- WORK TO COMPLETE -
Exactly repeat the full listing that follows.

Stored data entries
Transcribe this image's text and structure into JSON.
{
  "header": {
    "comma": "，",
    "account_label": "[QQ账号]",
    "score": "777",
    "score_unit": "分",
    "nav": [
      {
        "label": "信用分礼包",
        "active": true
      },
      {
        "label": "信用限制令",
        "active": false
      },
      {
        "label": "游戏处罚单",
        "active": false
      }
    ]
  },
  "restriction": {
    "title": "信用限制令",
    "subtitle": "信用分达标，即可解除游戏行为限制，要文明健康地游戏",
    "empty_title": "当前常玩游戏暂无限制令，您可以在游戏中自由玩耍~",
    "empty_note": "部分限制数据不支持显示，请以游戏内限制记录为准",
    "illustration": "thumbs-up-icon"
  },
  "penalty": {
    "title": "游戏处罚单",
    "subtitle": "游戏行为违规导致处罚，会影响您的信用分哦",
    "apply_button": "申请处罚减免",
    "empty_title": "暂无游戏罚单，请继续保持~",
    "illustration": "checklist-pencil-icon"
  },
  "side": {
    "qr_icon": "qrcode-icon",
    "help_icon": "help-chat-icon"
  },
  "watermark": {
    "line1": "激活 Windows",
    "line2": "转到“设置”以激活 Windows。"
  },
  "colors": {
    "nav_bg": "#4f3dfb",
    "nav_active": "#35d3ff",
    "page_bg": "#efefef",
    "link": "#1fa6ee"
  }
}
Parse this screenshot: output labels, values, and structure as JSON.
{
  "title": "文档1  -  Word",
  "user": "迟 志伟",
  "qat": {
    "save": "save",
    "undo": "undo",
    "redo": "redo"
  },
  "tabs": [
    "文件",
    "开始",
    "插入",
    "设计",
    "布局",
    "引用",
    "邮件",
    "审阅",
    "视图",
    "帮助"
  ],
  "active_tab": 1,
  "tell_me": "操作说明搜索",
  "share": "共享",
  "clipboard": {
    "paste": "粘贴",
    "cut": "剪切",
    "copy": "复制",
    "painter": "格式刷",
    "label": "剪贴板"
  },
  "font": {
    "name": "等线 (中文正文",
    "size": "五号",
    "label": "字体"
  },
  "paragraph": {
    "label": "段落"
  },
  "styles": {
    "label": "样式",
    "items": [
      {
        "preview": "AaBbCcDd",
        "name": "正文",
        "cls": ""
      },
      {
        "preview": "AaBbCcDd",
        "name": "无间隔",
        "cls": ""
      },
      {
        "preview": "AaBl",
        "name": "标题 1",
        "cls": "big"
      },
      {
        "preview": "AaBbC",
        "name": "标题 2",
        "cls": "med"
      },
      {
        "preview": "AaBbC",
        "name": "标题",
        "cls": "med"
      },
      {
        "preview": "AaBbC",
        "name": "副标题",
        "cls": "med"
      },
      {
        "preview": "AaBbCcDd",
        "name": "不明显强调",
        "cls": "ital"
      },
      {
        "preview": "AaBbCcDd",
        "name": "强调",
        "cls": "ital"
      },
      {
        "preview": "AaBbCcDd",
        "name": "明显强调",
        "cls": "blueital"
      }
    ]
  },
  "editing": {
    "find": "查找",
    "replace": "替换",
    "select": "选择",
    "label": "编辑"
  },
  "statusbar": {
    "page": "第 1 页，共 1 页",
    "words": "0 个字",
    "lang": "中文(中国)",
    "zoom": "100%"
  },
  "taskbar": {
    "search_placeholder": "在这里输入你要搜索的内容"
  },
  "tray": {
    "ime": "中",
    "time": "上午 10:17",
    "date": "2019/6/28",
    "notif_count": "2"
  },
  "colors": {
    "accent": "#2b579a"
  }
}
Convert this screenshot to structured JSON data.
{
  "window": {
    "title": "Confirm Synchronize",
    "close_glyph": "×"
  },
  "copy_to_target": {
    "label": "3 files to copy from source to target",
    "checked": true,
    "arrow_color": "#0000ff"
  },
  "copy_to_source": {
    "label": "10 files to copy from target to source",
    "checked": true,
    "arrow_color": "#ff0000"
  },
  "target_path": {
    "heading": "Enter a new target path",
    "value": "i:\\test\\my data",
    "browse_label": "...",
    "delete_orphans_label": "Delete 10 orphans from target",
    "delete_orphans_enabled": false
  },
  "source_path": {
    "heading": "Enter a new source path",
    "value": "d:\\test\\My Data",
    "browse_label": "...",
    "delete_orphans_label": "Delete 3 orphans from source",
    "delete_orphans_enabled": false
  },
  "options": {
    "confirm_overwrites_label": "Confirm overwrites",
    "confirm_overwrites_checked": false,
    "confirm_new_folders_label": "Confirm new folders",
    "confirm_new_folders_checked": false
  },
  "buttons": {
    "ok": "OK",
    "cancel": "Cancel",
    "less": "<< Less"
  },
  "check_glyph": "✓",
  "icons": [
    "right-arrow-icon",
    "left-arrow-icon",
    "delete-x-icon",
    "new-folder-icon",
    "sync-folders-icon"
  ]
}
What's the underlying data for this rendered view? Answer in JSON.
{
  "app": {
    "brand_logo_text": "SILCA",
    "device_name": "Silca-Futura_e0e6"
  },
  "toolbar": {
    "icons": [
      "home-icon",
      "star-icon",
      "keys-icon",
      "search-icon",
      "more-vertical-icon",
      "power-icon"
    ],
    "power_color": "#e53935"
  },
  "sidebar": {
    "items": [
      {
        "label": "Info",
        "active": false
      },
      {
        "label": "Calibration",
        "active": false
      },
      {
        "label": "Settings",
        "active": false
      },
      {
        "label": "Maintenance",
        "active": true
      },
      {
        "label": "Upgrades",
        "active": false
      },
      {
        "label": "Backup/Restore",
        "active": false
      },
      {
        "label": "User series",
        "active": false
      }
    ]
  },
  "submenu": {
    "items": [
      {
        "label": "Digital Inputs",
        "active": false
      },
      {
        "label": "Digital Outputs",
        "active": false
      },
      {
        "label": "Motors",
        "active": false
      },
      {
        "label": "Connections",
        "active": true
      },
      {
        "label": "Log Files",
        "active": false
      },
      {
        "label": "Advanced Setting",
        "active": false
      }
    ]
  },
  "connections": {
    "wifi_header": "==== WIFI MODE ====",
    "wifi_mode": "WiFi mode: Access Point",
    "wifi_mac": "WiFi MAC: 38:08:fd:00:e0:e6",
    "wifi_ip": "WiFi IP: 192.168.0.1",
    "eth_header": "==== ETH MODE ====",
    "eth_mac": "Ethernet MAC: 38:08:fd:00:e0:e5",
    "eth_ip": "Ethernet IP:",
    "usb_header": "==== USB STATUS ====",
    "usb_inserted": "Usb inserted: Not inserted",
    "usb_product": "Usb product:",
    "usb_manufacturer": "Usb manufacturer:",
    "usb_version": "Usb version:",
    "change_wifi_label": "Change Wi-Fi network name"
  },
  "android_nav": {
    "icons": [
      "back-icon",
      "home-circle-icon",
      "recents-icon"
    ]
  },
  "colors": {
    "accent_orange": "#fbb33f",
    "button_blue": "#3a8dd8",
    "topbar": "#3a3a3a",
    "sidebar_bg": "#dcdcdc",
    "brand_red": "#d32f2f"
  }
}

- COMPLETE OUTPUT -
Transcribe this image's text and structure into JSON.
{
  "header": {
    "comma": "，",
    "account_label": "[QQ账号]",
    "score": "777",
    "score_unit": "分",
    "nav": [
      {
        "label": "信用分礼包",
        "active": true
      },
      {
        "label": "信用限制令",
        "active": false
      },
      {
        "label": "游戏处罚单",
        "active": false
      }
    ]
  },
  "restriction": {
    "title": "信用限制令",
    "subtitle": "信用分达标，即可解除游戏行为限制，要文明健康地游戏",
    "empty_title": "当前常玩游戏暂无限制令，您可以在游戏中自由玩耍~",
    "empty_note": "部分限制数据不支持显示，请以游戏内限制记录为准",
    "illustration": "thumbs-up-icon"
  },
  "penalty": {
    "title": "游戏处罚单",
    "subtitle": "游戏行为违规导致处罚，会影响您的信用分哦",
    "apply_button": "申请处罚减免",
    "empty_title": "暂无游戏罚单，请继续保持~",
    "illustration": "checklist-pencil-icon"
  },
  "side": {
    "qr_icon": "qrcode-icon",
    "help_icon": "help-chat-icon"
  },
  "watermark": {
    "line1": "激活 Windows",
    "line2": "转到“设置”以激活 Windows。"
  },
  "colors": {
    "nav_bg": "#4f3dfb",
    "nav_active": "#35d3ff",
    "page_bg": "#efefef",
    "link": "#1fa6ee"
  }
}
Parse this screenshot: output labels, values, and structure as JSON.
{
  "title": "文档1  -  Word",
  "user": "迟 志伟",
  "qat": {
    "save": "save",
    "undo": "undo",
    "redo": "redo"
  },
  "tabs": [
    "文件",
    "开始",
    "插入",
    "设计",
    "布局",
    "引用",
    "邮件",
    "审阅",
    "视图",
    "帮助"
  ],
  "active_tab": 1,
  "tell_me": "操作说明搜索",
  "share": "共享",
  "clipboard": {
    "paste": "粘贴",
    "cut": "剪切",
    "copy": "复制",
    "painter": "格式刷",
    "label": "剪贴板"
  },
  "font": {
    "name": "等线 (中文正文",
    "size": "五号",
    "label": "字体"
  },
  "paragraph": {
    "label": "段落"
  },
  "styles": {
    "label": "样式",
    "items": [
      {
        "preview": "AaBbCcDd",
        "name": "正文",
        "cls": ""
      },
      {
        "preview": "AaBbCcDd",
        "name": "无间隔",
        "cls": ""
      },
      {
        "preview": "AaBl",
        "name": "标题 1",
        "cls": "big"
      },
      {
        "preview": "AaBbC",
        "name": "标题 2",
        "cls": "med"
      },
      {
        "preview": "AaBbC",
        "name": "标题",
        "cls": "med"
      },
      {
        "preview": "AaBbC",
        "name": "副标题",
        "cls": "med"
      },
      {
        "preview": "AaBbCcDd",
        "name": "不明显强调",
        "cls": "ital"
      },
      {
        "preview": "AaBbCcDd",
        "name": "强调",
        "cls": "ital"
      },
      {
        "preview": "AaBbCcDd",
        "name": "明显强调",
        "cls": "blueital"
      }
    ]
  },
  "editing": {
    "find": "查找",
    "replace": "替换",
    "select": "选择",
    "label": "编辑"
  },
  "statusbar": {
    "page": "第 1 页，共 1 页",
    "words": "0 个字",
    "lang": "中文(中国)",
    "zoom": "100%"
  },
  "taskbar": {
    "search_placeholder": "在这里输入你要搜索的内容"
  },
  "tray": {
    "ime": "中",
    "time": "上午 10:17",
    "date": "2019/6/28",
    "notif_count": "2"
  },
  "colors": {
    "accent": "#2b579a"
  }
}
Convert this screenshot to structured JSON data.
{
  "window": {
    "title": "Confirm Synchronize",
    "close_glyph": "×"
  },
  "copy_to_target": {
    "label": "3 files to copy from source to target",
    "checked": true,
    "arrow_color": "#0000ff"
  },
  "copy_to_source": {
    "label": "10 files to copy from target to source",
    "checked": true,
    "arrow_color": "#ff0000"
  },
  "target_path": {
    "heading": "Enter a new target path",
    "value": "i:\\test\\my data",
    "browse_label": "...",
    "delete_orphans_label": "Delete 10 orphans from target",
    "delete_orphans_enabled": false
  },
  "source_path": {
    "heading": "Enter a new source path",
    "value": "d:\\test\\My Data",
    "browse_label": "...",
    "delete_orphans_label": "Delete 3 orphans from source",
    "delete_orphans_enabled": false
  },
  "options": {
    "confirm_overwrites_label": "Confirm overwrites",
    "confirm_overwrites_checked": false,
    "confirm_new_folders_label": "Confirm new folders",
    "confirm_new_folders_checked": false
  },
  "buttons": {
    "ok": "OK",
    "cancel": "Cancel",
    "less": "<< Less"
  },
  "check_glyph": "✓",
  "icons": [
    "right-arrow-icon",
    "left-arrow-icon",
    "delete-x-icon",
    "new-folder-icon",
    "sync-folders-icon"
  ]
}
What's the underlying data for this rendered view? Answer in JSON.
{
  "app": {
    "brand_logo_text": "SILCA",
    "device_name": "Silca-Futura_e0e6"
  },
  "toolbar": {
    "icons": [
      "home-icon",
      "star-icon",
      "keys-icon",
      "search-icon",
      "more-vertical-icon",
      "power-icon"
    ],
    "power_color": "#e53935"
  },
  "sidebar": {
    "items": [
      {
        "label": "Info",
        "active": false
      },
      {
        "label": "Calibration",
        "active": false
      },
      {
        "label": "Settings",
        "active": false
      },
      {
        "label": "Maintenance",
        "active": true
      },
      {
        "label": "Upgrades",
        "active": false
      },
      {
        "label": "Backup/Restore",
        "active": false
      },
      {
        "label": "User series",
        "active": false
      }
    ]
  },
  "submenu": {
    "items": [
      {
        "label": "Digital Inputs",
        "active": false
      },
      {
        "label": "Digital Outputs",
        "active": false
      },
      {
        "label": "Motors",
        "active": false
      },
      {
        "label": "Connections",
        "active": true
      },
      {
        "label": "Log Files",
        "active": false
      },
      {
        "label": "Advanced Setting",
        "active": false
      }
    ]
  },
  "connections": {
    "wifi_header": "==== WIFI MODE ====",
    "wifi_mode": "WiFi mode: Access Point",
    "wifi_mac": "WiFi MAC: 38:08:fd:00:e0:e6",
    "wifi_ip": "WiFi IP: 192.168.0.1",
    "eth_header": "==== ETH MODE ====",
    "eth_mac": "Ethernet MAC: 38:08:fd:00:e0:e5",
    "eth_ip": "Ethernet IP:",
    "usb_header": "==== USB STATUS ====",
    "usb_inserted": "Usb inserted: Not inserted",
    "usb_product": "Usb product:",
    "usb_manufacturer": "Usb manufacturer:",
    "usb_version": "Usb version:",
    "change_wifi_label": "Change Wi-Fi network name"
  },
  "android_nav": {
    "icons": [
      "back-icon",
      "home-circle-icon",
      "recents-icon"
    ]
  },
  "colors": {
    "accent_orange": "#fbb33f",
    "button_blue": "#3a8dd8",
    "topbar": "#3a3a3a",
    "sidebar_bg": "#dcdcdc",
    "brand_red": "#d32f2f"
  }
}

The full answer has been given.